(Some records)
==========

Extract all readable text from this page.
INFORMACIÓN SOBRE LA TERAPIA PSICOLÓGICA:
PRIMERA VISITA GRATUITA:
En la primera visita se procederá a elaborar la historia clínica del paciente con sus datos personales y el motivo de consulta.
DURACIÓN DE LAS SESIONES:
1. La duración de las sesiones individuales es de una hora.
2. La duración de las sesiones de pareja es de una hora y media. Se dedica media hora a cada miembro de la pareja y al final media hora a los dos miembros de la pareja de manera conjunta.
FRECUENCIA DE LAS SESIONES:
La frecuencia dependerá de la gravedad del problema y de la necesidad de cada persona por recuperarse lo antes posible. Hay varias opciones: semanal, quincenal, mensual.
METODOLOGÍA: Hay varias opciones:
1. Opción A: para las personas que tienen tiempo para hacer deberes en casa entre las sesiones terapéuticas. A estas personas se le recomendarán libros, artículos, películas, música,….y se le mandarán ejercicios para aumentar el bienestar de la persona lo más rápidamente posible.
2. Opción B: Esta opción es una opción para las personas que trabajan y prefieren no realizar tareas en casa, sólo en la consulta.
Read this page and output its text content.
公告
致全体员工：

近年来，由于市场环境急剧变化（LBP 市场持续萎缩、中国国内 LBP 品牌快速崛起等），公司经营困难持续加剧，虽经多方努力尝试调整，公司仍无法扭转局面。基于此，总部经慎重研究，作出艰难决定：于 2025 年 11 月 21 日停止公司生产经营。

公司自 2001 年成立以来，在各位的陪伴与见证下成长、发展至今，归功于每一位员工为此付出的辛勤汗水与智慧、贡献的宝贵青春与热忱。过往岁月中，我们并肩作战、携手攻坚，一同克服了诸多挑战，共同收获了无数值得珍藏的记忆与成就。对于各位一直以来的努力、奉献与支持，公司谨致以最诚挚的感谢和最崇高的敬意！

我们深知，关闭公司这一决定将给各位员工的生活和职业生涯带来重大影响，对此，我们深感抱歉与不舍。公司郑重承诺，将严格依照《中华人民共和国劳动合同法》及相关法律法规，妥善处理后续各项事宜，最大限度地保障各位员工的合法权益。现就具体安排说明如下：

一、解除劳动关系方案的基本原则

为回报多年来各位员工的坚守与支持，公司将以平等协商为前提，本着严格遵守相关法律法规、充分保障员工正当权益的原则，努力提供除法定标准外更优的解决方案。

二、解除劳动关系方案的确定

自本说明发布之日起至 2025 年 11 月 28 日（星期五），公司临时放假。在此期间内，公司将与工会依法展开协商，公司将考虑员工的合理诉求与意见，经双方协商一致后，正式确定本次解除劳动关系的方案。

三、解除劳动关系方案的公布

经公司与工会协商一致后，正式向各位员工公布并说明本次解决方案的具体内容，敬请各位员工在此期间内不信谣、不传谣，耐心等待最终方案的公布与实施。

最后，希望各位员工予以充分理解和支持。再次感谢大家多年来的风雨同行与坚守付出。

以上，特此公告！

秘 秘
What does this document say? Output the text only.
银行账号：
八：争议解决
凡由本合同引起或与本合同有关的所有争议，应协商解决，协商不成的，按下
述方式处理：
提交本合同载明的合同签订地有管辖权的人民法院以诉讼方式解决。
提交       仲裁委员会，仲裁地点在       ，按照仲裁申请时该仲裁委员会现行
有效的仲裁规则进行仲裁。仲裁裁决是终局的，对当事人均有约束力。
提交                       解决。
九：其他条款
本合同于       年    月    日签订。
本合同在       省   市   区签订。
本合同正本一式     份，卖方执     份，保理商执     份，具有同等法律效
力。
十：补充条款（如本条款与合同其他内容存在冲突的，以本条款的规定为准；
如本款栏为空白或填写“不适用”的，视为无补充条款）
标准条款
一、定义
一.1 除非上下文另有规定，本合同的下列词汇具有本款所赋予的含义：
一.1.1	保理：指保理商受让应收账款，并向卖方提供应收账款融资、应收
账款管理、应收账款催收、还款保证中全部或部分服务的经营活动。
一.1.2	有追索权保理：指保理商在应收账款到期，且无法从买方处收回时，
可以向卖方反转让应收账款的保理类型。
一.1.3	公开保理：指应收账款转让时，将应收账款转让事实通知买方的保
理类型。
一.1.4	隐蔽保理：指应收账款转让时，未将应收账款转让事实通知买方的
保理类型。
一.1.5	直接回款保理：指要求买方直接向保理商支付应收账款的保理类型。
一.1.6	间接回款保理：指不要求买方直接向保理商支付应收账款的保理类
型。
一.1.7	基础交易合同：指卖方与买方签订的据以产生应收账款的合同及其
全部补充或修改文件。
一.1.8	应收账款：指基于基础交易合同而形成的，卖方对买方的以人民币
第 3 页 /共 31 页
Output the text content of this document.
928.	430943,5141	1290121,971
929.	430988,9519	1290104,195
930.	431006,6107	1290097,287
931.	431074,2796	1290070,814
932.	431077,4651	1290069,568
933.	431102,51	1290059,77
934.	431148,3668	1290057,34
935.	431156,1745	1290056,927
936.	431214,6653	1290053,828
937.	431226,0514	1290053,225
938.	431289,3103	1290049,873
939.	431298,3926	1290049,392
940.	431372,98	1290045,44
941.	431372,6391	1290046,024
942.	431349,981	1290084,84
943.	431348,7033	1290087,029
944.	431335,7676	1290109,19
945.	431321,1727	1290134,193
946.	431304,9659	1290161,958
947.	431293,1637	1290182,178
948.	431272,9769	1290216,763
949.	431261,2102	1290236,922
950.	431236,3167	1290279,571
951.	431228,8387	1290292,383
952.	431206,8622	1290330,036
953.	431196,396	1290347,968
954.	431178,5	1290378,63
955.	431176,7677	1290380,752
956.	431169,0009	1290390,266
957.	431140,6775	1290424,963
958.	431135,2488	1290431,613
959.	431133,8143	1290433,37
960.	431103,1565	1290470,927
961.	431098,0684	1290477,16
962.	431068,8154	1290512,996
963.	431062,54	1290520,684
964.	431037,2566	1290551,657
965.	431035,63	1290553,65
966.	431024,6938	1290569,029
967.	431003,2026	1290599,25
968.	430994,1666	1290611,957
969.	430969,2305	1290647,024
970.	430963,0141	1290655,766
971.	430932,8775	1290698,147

==========

SHORT EXERCISE →
Pull every line holding "cada" out of the records.

THE RESPONSE →
2. La duración de las sesiones de pareja es de una hora y media. Se dedica media hora a cada miembro de la pareja y al final media hora a los dos miembros de la pareja de manera conjunta.
La frecuencia dependerá de la gravedad del problema y de la necesidad de cada persona por recuperarse lo antes posible. Hay varias opciones: semanal, quincenal, mensual.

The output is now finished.